* TASK *
Your answer should be a single number: the count of lines that include "коридор".

* START DATA *

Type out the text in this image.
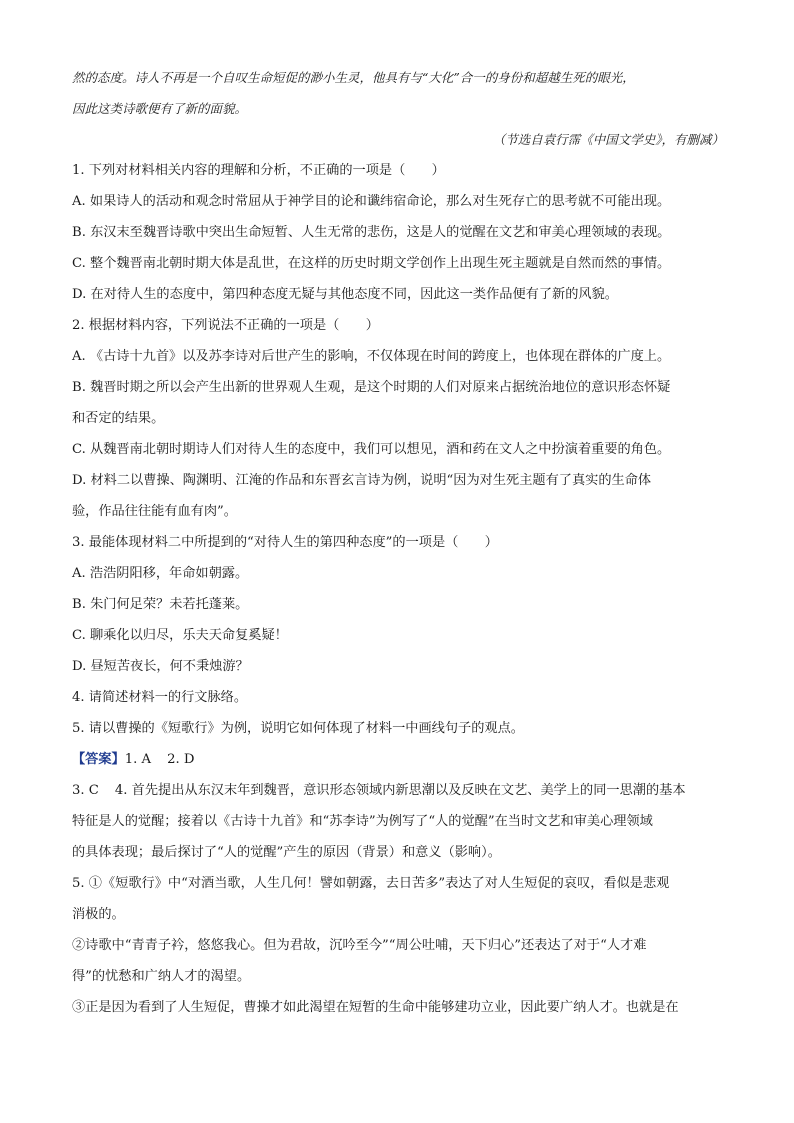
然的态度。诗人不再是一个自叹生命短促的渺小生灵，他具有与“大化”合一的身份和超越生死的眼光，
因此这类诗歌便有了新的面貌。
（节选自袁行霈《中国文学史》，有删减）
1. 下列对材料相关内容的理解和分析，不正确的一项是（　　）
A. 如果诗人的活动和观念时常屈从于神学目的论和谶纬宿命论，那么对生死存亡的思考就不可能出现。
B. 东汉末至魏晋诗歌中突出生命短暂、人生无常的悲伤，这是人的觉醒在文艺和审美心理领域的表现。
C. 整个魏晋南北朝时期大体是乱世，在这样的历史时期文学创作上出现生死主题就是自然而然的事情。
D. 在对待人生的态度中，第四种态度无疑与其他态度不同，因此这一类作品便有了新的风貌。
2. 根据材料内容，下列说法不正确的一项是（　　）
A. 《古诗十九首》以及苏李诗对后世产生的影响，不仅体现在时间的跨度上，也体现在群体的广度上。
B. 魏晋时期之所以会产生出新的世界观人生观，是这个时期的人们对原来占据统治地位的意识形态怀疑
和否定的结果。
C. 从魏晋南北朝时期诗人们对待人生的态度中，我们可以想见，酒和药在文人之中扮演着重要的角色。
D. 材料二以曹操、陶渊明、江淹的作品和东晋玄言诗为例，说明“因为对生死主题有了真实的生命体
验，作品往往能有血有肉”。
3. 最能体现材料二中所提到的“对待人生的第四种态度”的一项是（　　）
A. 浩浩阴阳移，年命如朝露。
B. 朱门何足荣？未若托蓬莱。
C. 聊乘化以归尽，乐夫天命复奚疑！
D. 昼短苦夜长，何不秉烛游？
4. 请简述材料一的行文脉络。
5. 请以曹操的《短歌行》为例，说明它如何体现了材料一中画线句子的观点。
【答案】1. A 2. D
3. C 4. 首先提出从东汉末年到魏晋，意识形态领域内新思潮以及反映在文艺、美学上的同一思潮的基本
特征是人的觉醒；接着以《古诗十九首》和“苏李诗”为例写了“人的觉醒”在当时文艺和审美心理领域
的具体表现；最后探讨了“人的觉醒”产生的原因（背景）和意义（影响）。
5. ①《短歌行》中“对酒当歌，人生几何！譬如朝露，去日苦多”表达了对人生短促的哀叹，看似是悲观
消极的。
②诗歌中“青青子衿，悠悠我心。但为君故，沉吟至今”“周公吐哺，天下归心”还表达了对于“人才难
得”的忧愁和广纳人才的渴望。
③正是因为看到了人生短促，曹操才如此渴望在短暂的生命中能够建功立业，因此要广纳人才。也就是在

* END DATA *
* START DATA *

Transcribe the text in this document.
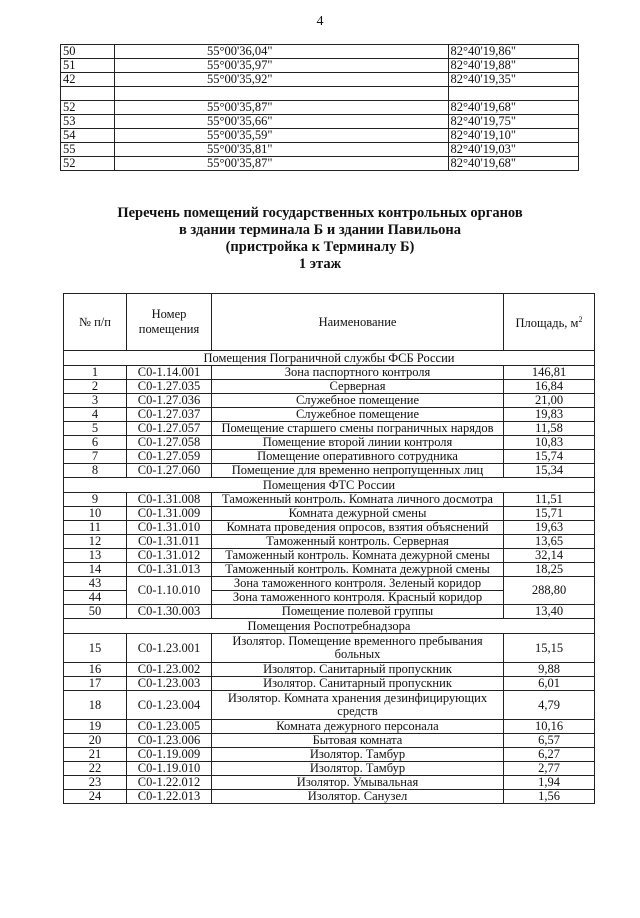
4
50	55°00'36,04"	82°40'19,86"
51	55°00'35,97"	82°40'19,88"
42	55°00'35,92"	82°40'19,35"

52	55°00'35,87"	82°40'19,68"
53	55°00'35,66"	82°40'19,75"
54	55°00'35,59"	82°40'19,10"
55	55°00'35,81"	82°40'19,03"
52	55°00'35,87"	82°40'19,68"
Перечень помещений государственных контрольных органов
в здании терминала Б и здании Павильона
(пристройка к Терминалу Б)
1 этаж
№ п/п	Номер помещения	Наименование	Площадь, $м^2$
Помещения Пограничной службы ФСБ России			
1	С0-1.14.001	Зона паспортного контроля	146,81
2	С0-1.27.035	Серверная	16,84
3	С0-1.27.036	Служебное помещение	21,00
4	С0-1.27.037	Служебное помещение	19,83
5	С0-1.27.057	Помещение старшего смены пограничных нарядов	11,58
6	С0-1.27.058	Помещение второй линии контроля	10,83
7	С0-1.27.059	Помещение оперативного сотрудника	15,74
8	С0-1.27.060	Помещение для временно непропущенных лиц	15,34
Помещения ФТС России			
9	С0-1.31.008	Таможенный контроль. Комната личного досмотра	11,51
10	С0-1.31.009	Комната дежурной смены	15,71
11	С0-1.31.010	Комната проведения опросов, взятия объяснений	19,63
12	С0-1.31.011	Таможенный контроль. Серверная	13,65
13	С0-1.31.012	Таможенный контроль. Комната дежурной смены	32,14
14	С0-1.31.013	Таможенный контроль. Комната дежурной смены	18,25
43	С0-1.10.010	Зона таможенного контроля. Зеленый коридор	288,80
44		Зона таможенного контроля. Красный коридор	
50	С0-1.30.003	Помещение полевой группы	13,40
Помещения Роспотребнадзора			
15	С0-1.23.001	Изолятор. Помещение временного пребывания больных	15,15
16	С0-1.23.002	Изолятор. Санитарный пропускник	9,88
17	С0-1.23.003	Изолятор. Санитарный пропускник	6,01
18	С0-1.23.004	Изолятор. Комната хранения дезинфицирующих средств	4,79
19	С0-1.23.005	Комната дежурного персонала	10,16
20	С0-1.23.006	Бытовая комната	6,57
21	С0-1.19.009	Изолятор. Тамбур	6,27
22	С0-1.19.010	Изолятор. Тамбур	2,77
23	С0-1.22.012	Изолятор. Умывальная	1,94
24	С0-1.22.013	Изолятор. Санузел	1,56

* END DATA *

* FINISHED TASK *
2